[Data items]
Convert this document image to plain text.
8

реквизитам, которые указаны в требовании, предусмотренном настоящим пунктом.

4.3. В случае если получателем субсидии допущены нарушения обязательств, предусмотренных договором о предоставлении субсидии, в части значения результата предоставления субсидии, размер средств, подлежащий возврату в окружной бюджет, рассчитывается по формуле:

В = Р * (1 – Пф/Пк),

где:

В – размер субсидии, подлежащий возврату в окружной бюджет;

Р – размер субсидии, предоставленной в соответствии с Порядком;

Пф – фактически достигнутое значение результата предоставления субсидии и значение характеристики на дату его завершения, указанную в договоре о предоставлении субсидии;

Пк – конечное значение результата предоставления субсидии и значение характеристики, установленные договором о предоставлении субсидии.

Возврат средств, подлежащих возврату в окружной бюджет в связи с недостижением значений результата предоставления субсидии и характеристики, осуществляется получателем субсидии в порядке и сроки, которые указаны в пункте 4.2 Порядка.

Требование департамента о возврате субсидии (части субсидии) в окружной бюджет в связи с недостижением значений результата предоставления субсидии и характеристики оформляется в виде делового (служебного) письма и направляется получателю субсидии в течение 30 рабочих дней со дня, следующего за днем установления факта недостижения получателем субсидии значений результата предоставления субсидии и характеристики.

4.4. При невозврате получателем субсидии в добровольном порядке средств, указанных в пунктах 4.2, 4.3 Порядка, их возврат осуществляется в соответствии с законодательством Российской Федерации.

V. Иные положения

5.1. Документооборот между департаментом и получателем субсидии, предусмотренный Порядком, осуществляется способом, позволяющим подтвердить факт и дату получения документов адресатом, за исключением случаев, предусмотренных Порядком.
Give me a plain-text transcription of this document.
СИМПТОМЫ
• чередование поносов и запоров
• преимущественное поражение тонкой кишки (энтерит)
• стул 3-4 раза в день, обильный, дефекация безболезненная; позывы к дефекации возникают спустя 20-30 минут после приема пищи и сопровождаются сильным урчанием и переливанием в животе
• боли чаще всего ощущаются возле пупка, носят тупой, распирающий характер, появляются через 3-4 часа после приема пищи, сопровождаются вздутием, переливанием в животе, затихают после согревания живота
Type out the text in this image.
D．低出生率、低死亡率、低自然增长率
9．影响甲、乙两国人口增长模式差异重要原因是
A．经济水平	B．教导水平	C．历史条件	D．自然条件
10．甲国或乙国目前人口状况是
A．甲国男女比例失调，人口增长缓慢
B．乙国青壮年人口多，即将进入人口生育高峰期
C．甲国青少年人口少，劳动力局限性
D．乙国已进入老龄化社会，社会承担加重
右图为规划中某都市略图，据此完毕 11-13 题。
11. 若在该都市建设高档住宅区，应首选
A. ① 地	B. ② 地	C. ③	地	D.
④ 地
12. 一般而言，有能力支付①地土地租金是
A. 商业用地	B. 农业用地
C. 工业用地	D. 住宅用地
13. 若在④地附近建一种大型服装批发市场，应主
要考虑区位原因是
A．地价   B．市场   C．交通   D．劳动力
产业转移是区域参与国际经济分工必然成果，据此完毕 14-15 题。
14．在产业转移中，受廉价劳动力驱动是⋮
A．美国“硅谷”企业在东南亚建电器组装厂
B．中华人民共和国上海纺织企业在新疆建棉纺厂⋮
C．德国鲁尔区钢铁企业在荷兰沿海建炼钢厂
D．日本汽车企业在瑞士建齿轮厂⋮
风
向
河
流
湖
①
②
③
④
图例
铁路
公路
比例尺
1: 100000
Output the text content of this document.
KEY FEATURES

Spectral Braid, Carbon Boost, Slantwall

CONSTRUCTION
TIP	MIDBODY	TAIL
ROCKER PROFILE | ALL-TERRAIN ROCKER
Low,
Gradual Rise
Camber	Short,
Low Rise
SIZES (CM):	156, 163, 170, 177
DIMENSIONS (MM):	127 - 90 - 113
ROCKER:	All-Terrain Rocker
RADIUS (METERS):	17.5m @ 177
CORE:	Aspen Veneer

### AIM
Report only a number: how many lines in the material above contain the string "сопровождаются".

### REPLY TO THE TASK
2